▶ Exercise objective
Please retype the data in full and exactly; the pictures are not part of the copy.

** start Exercise data **

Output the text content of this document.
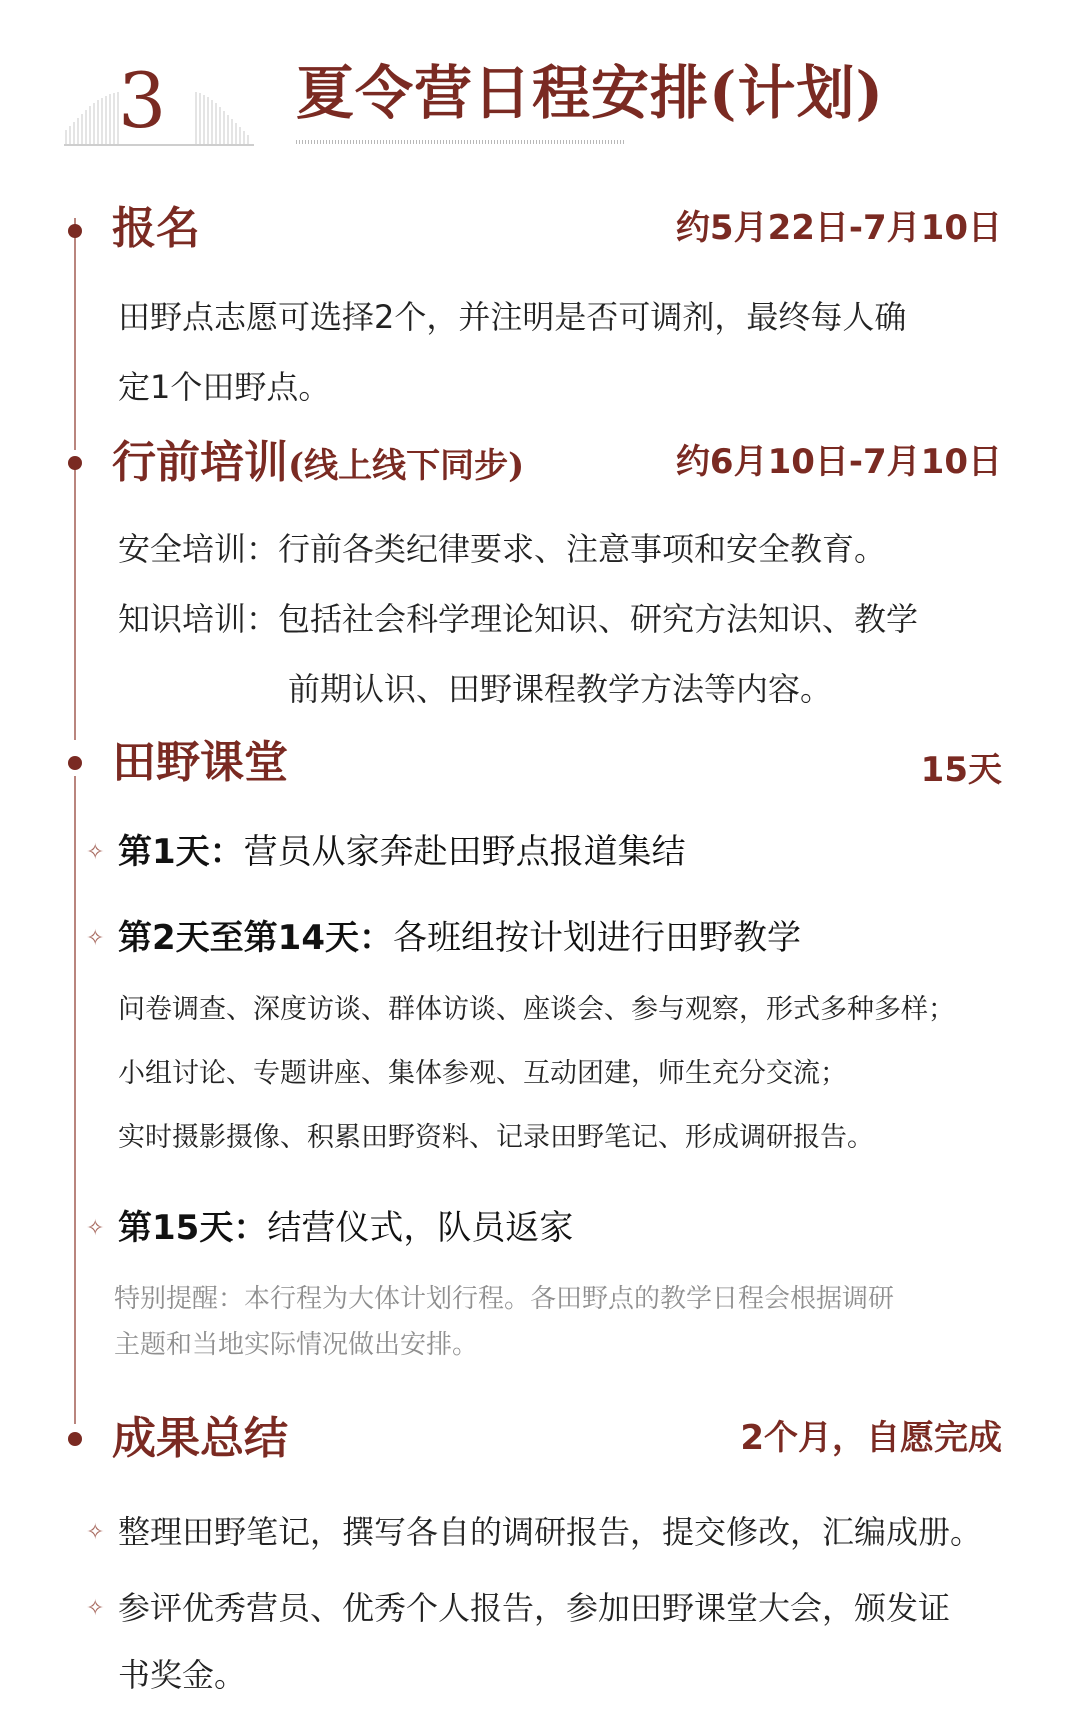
3 夏令营日程安排(计划)
报名	约5月22日-7月10日
田野点志愿可选择2个，并注明是否可调剂，最终每人确
定1个田野点。
行前培训(线上线下同步)	约6月10日-7月10日
安全培训：行前各类纪律要求、注意事项和安全教育。
知识培训：包括社会科学理论知识、研究方法知识、教学
前期认识、田野课程教学方法等内容。
田野课堂	15天
✧ 第1天：营员从家奔赴田野点报道集结
✧ 第2天至第14天：各班组按计划进行田野教学
问卷调查、深度访谈、群体访谈、座谈会、参与观察，形式多种多样；
小组讨论、专题讲座、集体参观、互动团建，师生充分交流；
实时摄影摄像、积累田野资料、记录田野笔记、形成调研报告。
✧ 第15天：结营仪式，队员返家
特别提醒：本行程为大体计划行程。各田野点的教学日程会根据调研
主题和当地实际情况做出安排。
成果总结	2个月，自愿完成
✧ 整理田野笔记，撰写各自的调研报告，提交修改，汇编成册。
✧ 参评优秀营员、优秀个人报告，参加田野课堂大会，颁发证
书奖金。
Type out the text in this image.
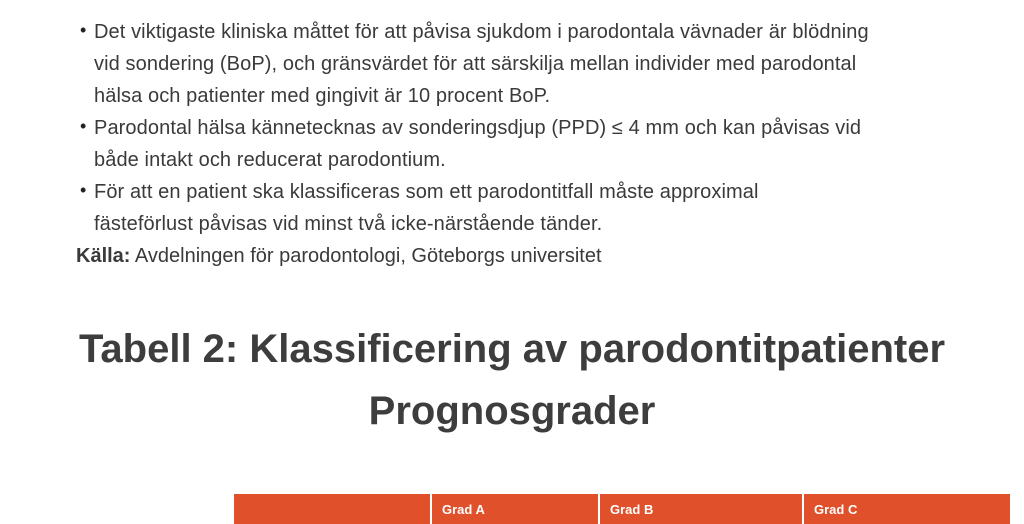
• Det viktigaste kliniska måttet för att påvisa sjukdom i parodontala vävnader är blödning
vid sondering (BoP), och gränsvärdet för att särskilja mellan individer med parodontal
hälsa och patienter med gingivit är 10 procent BoP.
• Parodontal hälsa kännetecknas av sonderingsdjup (PPD) ≤ 4 mm och kan påvisas vid
både intakt och reducerat parodontium.
• För att en patient ska klassificeras som ett parodontitfall måste approximal
fästeförlust påvisas vid minst två icke-närstående tänder.
Källa: Avdelningen för parodontologi, Göteborgs universitet
Tabell 2: Klassificering av parodontitpatienter
Prognosgrader
Grad A	Grad B	Grad C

** end Exercise data **

▶ Written response
Output the text content of this document.
3 夏令营日程安排(计划)
报名	约5月22日-7月10日
田野点志愿可选择2个，并注明是否可调剂，最终每人确
定1个田野点。
行前培训(线上线下同步)	约6月10日-7月10日
安全培训：行前各类纪律要求、注意事项和安全教育。
知识培训：包括社会科学理论知识、研究方法知识、教学
前期认识、田野课程教学方法等内容。
田野课堂	15天
✧ 第1天：营员从家奔赴田野点报道集结
✧ 第2天至第14天：各班组按计划进行田野教学
问卷调查、深度访谈、群体访谈、座谈会、参与观察，形式多种多样；
小组讨论、专题讲座、集体参观、互动团建，师生充分交流；
实时摄影摄像、积累田野资料、记录田野笔记、形成调研报告。
✧ 第15天：结营仪式，队员返家
特别提醒：本行程为大体计划行程。各田野点的教学日程会根据调研
主题和当地实际情况做出安排。
成果总结	2个月，自愿完成
✧ 整理田野笔记，撰写各自的调研报告，提交修改，汇编成册。
✧ 参评优秀营员、优秀个人报告，参加田野课堂大会，颁发证
书奖金。
Type out the text in this image.
• Det viktigaste kliniska måttet för att påvisa sjukdom i parodontala vävnader är blödning
vid sondering (BoP), och gränsvärdet för att särskilja mellan individer med parodontal
hälsa och patienter med gingivit är 10 procent BoP.
• Parodontal hälsa kännetecknas av sonderingsdjup (PPD) ≤ 4 mm och kan påvisas vid
både intakt och reducerat parodontium.
• För att en patient ska klassificeras som ett parodontitfall måste approximal
fästeförlust påvisas vid minst två icke-närstående tänder.
Källa: Avdelningen för parodontologi, Göteborgs universitet
Tabell 2: Klassificering av parodontitpatienter
Prognosgrader
Grad A	Grad B	Grad C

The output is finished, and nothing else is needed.